| Your goal |
Go through the entries one line at a time, and gather every line that has the word "организации".

| Exercise input |

___

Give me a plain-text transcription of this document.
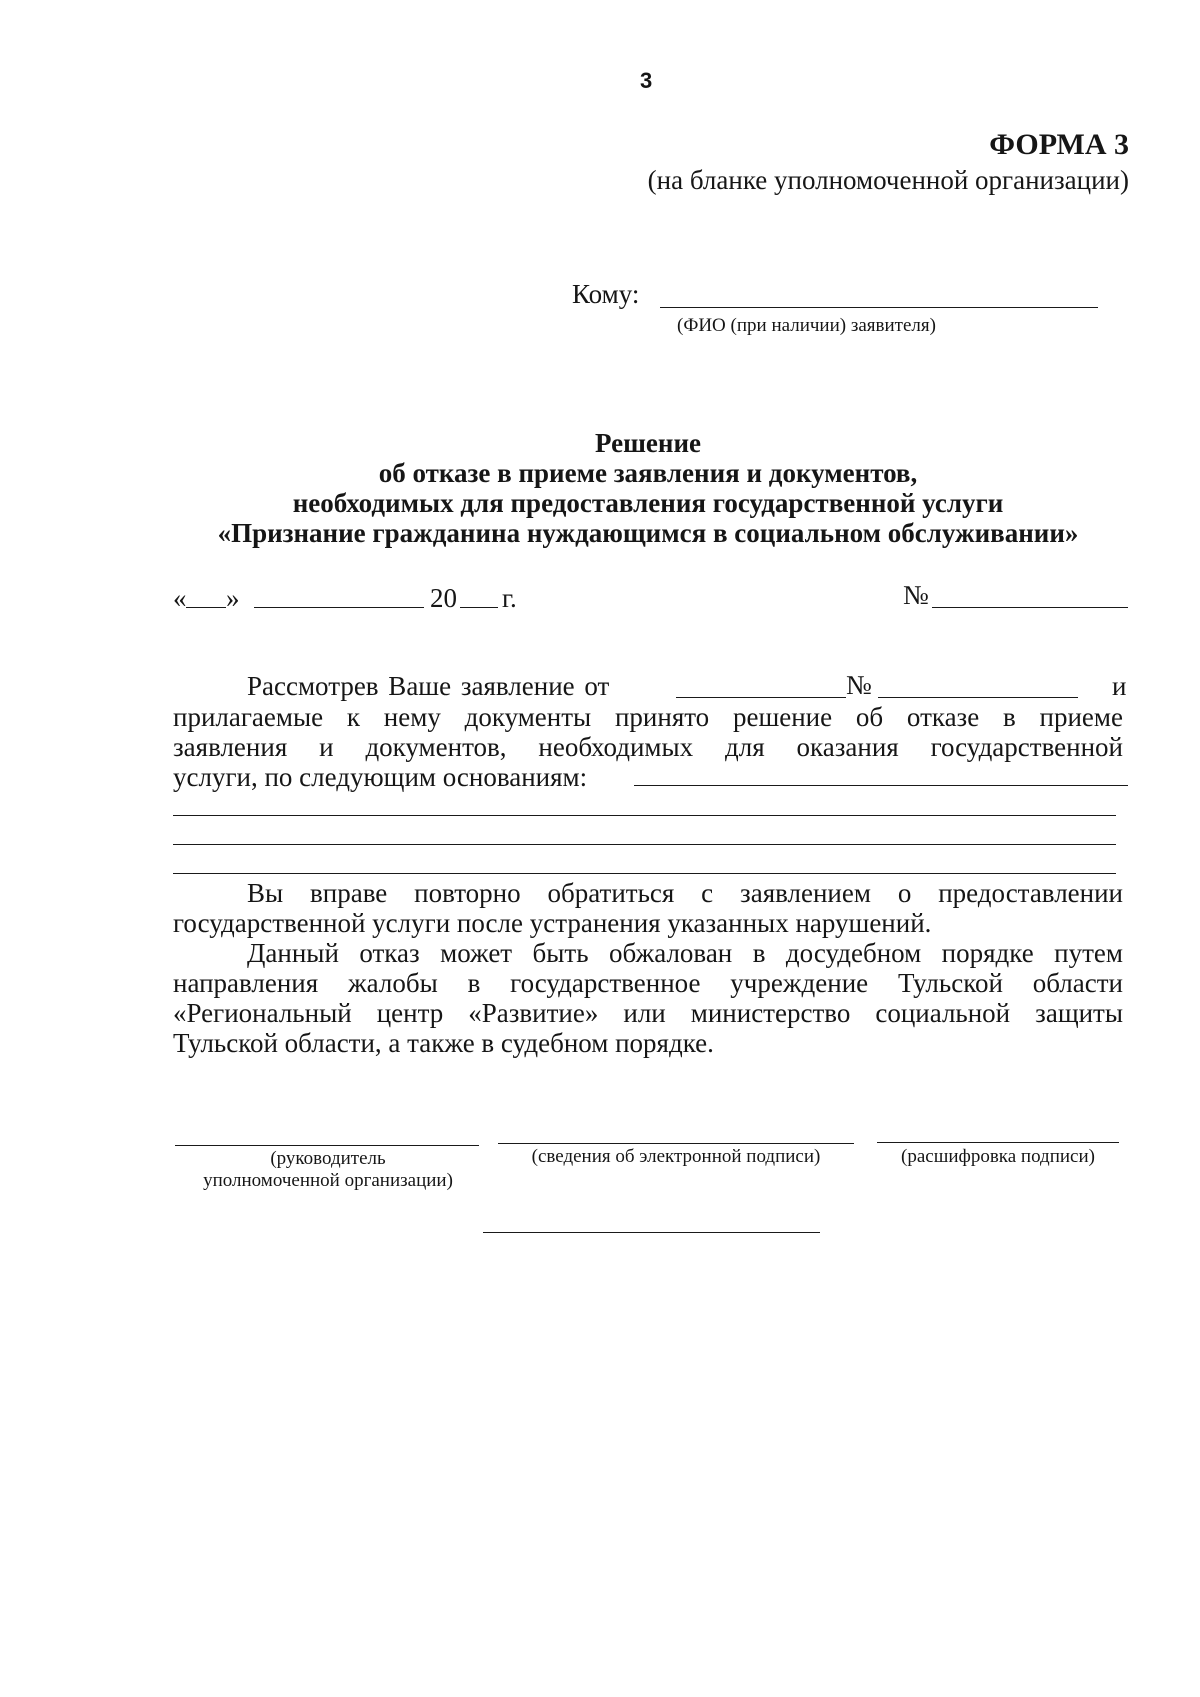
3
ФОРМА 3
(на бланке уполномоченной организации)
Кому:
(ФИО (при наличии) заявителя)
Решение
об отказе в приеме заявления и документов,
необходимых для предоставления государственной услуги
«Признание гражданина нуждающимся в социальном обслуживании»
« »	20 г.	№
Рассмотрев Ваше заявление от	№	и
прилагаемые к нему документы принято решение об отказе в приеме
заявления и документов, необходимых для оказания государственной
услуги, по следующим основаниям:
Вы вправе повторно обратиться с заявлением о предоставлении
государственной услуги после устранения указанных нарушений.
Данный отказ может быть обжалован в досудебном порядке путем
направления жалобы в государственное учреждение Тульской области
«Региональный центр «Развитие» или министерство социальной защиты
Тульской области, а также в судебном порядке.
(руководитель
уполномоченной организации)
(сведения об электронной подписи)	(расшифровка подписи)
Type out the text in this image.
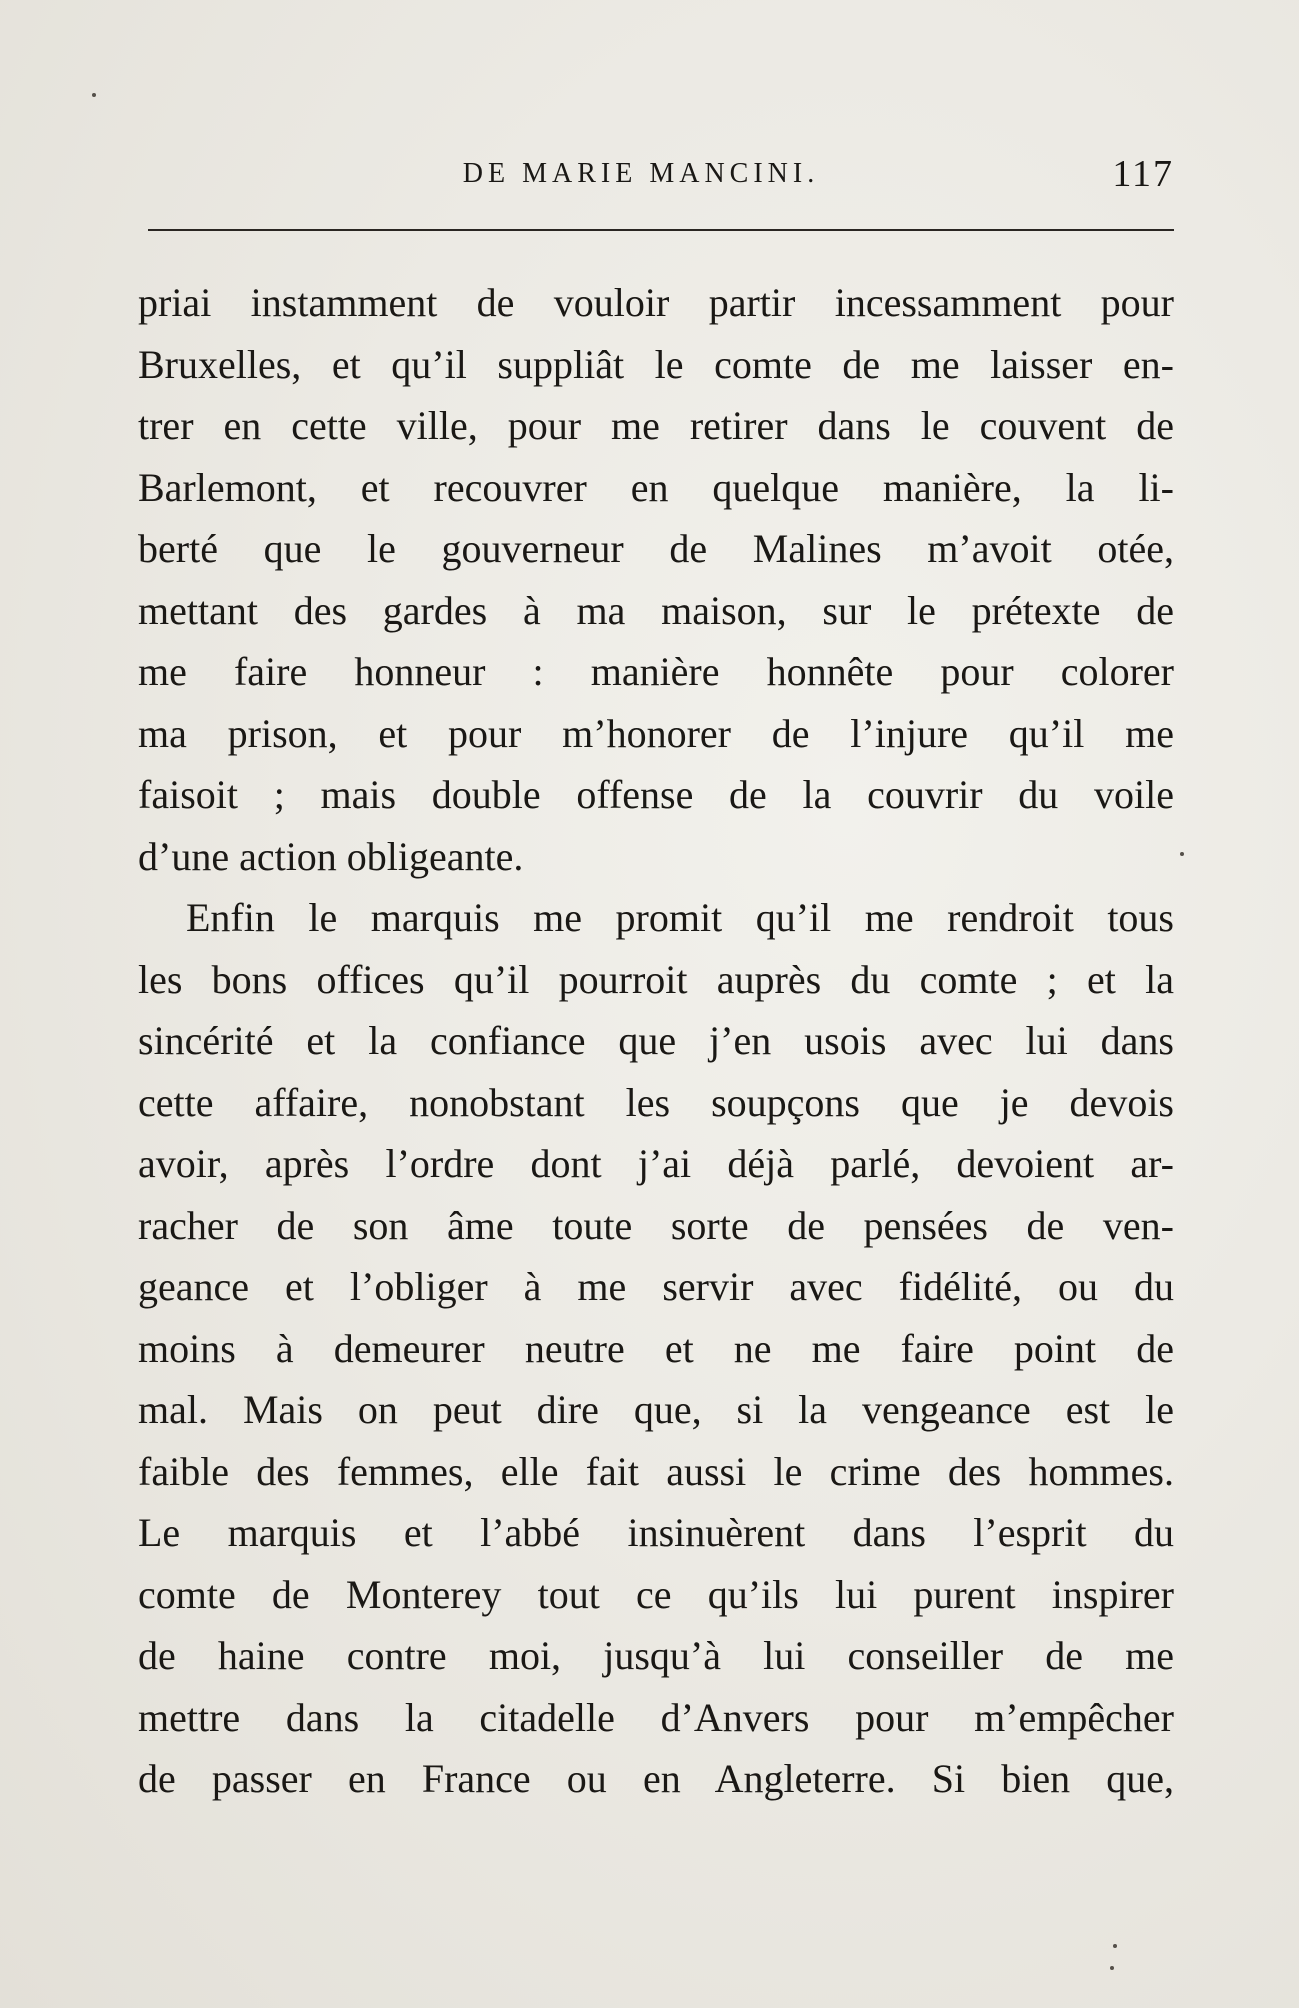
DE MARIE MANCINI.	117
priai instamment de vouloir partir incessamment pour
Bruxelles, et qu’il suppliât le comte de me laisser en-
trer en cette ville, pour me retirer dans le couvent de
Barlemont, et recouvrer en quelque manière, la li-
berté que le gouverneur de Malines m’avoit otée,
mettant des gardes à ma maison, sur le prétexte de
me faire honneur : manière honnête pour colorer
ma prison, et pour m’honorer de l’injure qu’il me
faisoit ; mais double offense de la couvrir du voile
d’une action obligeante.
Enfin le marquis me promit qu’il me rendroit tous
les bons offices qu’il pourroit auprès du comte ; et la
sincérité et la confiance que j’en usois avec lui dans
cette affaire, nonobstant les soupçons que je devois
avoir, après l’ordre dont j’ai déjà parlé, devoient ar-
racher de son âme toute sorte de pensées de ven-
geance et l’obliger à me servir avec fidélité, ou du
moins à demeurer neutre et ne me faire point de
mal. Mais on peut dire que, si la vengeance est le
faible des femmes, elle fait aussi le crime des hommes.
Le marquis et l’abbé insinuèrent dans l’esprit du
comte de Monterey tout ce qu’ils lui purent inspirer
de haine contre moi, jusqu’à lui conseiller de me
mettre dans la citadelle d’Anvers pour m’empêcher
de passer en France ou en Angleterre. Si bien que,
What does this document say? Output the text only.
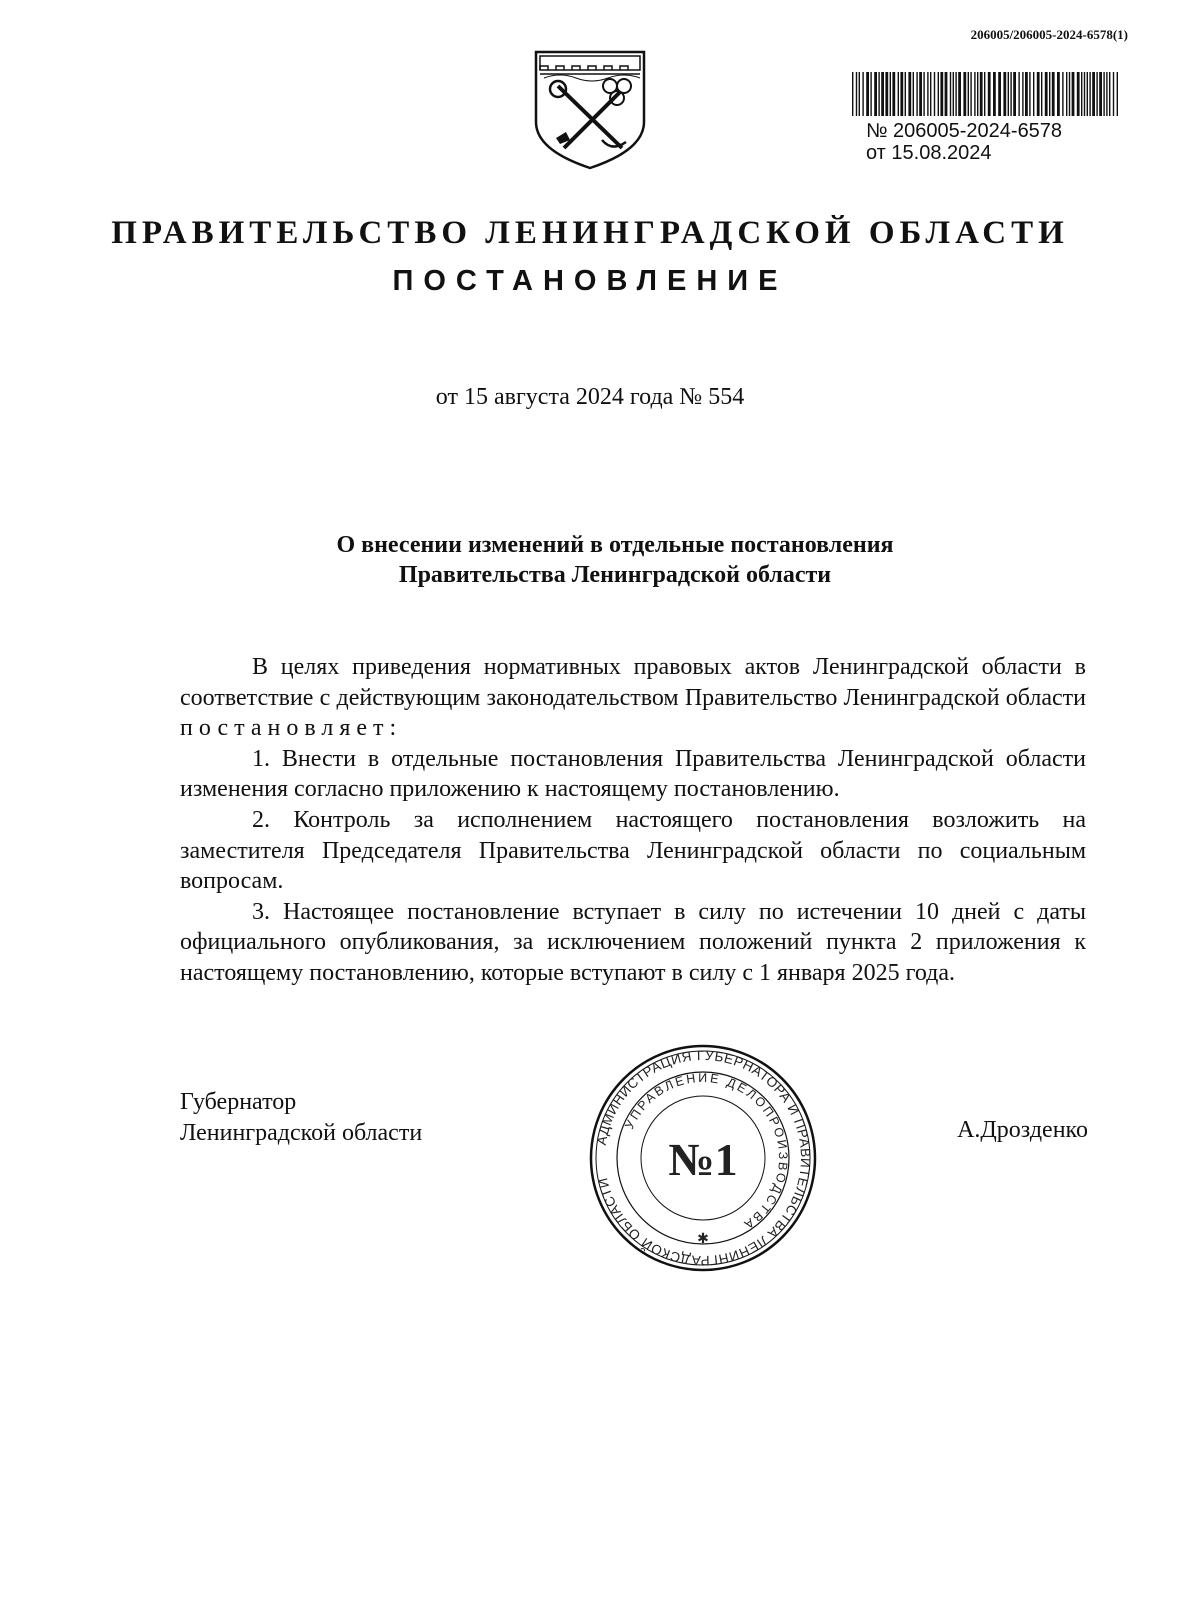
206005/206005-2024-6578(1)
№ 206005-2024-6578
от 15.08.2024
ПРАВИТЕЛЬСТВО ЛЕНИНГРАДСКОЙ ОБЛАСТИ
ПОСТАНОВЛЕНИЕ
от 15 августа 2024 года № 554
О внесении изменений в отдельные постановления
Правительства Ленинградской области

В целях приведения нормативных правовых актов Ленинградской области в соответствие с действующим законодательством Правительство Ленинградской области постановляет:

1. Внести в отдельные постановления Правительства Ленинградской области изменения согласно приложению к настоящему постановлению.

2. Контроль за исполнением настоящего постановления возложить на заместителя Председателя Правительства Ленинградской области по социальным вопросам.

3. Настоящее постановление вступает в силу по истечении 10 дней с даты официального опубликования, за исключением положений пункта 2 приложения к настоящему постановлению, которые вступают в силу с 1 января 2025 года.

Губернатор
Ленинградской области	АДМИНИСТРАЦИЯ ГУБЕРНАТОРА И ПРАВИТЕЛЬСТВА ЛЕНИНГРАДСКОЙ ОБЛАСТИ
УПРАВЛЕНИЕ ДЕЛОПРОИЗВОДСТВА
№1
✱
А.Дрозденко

___

| Response |
(на бланке уполномоченной организации)
уполномоченной организации)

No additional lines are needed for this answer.